* [EXERCISE INPUTS]
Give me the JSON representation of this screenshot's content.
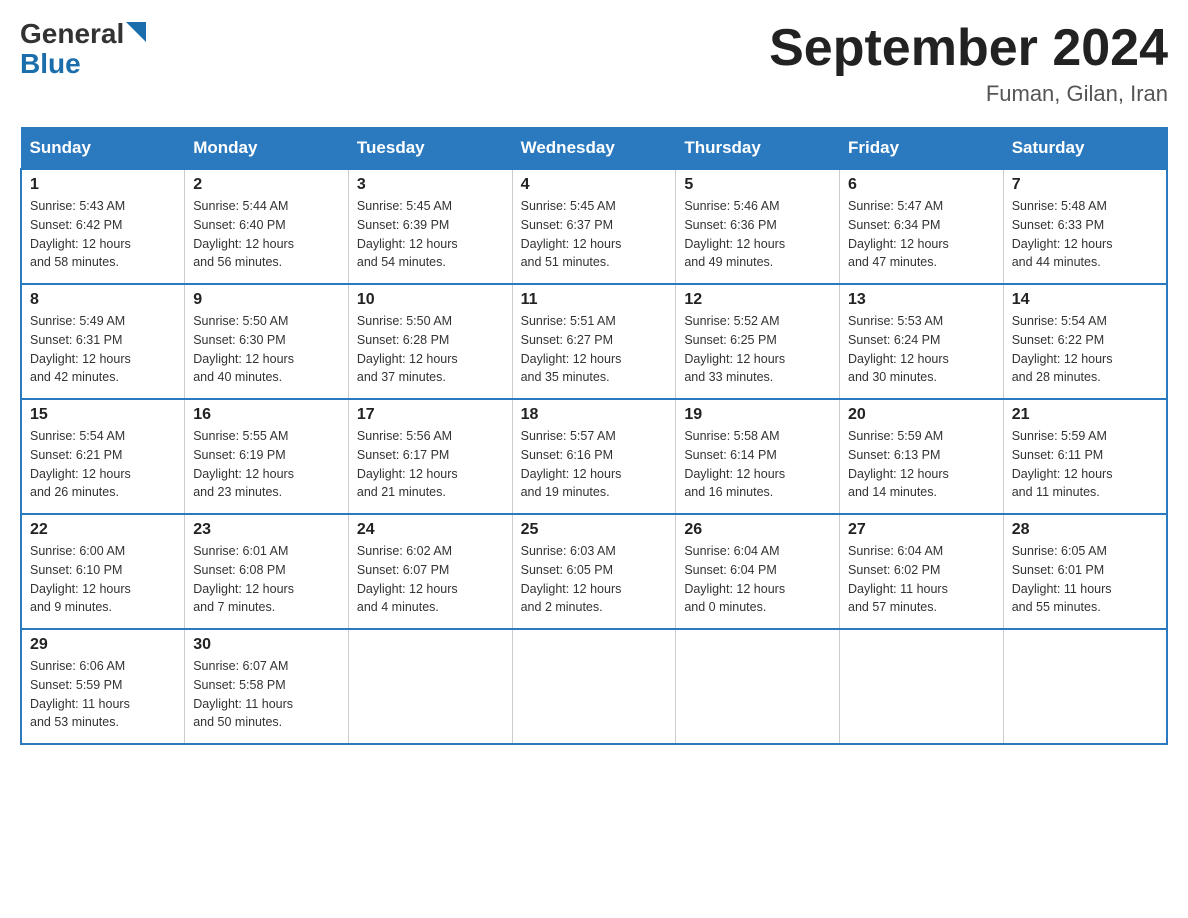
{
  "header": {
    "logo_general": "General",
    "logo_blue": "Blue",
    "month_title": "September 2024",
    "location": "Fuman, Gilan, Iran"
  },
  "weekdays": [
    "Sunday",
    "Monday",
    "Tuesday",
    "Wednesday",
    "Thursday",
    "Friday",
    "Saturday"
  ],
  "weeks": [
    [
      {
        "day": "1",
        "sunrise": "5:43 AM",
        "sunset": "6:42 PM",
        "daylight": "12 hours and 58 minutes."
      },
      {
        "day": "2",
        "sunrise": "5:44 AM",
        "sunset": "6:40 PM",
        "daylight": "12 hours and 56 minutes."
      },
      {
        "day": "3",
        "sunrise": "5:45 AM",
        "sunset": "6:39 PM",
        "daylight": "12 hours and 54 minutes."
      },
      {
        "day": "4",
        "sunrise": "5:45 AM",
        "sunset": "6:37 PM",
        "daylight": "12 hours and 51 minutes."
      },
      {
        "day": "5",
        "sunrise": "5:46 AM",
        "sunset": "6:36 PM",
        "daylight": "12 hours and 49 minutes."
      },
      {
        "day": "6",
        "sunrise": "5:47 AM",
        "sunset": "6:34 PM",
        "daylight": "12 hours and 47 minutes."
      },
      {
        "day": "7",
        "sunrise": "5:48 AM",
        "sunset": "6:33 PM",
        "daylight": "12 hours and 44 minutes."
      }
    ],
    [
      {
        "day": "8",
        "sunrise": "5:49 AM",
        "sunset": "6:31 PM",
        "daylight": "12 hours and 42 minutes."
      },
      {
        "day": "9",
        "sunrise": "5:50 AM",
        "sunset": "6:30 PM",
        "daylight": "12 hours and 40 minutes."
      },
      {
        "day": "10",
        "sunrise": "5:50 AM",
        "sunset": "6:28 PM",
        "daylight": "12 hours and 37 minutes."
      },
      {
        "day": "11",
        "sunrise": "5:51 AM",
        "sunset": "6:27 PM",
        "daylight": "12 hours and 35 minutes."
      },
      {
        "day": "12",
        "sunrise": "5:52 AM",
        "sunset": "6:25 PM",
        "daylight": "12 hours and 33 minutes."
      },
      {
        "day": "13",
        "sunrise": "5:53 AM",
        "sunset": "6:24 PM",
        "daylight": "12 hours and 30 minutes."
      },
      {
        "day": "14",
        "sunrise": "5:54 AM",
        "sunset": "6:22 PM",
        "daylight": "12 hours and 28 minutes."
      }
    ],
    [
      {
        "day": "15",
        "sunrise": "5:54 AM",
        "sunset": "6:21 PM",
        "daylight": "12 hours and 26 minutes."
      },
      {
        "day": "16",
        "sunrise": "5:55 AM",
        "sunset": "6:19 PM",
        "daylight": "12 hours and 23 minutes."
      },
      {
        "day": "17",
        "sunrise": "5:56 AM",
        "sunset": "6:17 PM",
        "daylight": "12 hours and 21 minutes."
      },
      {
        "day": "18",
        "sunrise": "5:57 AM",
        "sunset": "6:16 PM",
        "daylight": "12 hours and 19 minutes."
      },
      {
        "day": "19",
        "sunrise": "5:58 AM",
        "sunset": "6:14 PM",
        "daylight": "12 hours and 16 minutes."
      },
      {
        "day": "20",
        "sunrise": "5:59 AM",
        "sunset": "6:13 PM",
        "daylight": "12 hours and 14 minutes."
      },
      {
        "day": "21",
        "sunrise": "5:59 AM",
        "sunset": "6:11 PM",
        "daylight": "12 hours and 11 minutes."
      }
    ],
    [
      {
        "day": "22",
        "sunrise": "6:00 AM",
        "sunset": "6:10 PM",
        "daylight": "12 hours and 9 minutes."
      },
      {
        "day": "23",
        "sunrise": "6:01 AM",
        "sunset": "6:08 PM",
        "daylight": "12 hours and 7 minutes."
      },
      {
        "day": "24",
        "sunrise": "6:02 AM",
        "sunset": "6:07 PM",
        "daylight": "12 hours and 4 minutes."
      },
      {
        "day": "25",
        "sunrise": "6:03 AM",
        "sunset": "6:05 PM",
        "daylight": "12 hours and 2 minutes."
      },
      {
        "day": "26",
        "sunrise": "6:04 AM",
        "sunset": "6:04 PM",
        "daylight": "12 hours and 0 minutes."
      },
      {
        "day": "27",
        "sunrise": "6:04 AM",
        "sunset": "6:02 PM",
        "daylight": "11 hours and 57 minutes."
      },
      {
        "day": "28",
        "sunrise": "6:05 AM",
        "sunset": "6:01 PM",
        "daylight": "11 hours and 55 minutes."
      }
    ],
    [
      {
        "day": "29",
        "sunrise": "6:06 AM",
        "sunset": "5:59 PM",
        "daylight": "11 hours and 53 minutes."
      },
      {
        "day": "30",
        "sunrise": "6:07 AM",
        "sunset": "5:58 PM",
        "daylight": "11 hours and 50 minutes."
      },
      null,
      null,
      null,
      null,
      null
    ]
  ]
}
==
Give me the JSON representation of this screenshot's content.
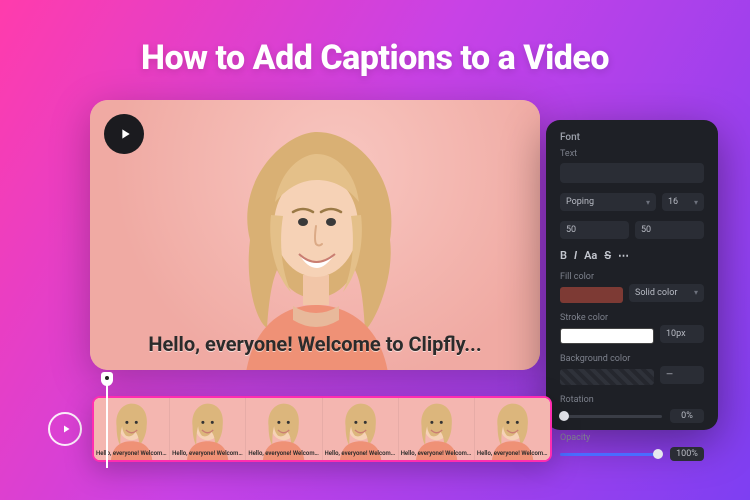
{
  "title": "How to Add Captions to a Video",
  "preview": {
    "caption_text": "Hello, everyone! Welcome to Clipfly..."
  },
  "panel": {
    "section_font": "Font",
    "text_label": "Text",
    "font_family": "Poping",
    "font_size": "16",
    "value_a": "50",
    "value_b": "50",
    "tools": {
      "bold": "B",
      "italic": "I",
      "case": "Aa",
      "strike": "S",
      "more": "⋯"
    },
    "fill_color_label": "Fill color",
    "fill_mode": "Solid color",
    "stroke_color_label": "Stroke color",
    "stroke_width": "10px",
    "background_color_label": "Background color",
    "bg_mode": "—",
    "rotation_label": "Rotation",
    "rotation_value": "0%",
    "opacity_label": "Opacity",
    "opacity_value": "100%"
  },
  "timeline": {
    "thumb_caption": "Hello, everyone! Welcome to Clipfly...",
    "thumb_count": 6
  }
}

* [THE TASK] Search the lines above for the string "color", then show every one that has it.

* [FINAL RESULT]
    "fill_color_label": "Fill color",
    "fill_mode": "Solid color",
    "stroke_color_label": "Stroke color",
    "background_color_label": "Background color",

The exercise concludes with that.